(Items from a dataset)
########

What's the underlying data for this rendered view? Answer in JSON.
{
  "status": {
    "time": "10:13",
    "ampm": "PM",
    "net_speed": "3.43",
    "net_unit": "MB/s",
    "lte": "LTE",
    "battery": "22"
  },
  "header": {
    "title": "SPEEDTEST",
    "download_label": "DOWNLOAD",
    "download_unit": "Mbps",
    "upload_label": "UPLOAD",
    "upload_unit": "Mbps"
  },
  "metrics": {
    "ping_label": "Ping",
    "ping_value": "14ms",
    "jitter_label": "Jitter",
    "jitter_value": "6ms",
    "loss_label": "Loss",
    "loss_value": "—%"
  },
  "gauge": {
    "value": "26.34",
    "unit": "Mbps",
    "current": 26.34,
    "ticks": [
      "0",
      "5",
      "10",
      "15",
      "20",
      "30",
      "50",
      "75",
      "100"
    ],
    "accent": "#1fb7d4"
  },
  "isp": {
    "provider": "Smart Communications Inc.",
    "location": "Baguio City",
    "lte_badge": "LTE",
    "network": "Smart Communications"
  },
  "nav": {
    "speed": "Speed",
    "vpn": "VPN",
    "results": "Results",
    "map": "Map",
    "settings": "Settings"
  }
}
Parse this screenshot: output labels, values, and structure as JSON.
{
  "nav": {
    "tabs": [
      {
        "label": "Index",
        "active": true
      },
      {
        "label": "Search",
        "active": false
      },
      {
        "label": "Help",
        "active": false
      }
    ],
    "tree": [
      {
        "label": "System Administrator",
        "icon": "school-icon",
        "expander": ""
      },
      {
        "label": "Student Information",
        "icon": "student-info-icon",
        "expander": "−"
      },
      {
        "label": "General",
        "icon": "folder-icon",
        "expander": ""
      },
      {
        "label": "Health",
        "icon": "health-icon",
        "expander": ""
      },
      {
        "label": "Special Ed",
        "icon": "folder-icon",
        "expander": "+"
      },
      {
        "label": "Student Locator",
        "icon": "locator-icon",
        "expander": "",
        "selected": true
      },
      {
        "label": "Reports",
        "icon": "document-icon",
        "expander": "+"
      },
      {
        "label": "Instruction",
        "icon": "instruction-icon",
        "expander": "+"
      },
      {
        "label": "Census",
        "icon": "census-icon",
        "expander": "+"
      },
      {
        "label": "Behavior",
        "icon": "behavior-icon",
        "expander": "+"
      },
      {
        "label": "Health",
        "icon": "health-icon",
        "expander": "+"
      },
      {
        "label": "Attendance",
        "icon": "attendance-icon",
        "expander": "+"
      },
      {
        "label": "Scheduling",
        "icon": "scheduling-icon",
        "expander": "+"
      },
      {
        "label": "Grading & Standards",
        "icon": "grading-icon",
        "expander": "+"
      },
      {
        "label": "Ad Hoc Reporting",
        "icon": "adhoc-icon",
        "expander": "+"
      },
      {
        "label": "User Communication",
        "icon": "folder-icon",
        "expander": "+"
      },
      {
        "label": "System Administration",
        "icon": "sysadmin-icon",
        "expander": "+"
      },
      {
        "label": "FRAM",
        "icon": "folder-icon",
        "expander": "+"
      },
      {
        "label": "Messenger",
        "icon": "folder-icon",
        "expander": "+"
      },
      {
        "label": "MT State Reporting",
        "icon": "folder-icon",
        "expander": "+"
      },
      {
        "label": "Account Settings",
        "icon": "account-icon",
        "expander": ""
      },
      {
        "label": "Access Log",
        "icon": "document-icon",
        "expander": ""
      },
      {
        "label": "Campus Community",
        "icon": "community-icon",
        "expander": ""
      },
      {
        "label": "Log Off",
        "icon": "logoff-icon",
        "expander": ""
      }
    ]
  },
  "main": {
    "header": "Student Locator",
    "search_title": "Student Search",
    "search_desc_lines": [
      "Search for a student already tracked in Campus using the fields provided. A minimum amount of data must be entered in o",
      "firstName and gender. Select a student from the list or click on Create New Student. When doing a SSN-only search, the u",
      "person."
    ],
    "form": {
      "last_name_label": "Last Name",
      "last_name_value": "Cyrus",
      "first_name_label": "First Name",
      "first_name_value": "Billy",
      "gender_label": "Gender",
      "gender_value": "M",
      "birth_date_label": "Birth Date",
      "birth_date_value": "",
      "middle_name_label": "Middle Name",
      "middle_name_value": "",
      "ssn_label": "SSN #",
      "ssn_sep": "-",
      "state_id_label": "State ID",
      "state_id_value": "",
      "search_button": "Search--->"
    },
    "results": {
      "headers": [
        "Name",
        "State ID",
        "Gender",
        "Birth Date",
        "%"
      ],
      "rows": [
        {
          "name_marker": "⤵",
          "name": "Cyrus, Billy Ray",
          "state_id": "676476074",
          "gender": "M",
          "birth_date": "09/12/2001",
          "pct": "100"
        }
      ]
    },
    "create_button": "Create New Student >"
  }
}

########

__Task description__
Search the entries for the word "Billy" and gather every line where it appears.

__Correct output__
      "first_name_value": "Billy",
          "name": "Cyrus, Billy Ray",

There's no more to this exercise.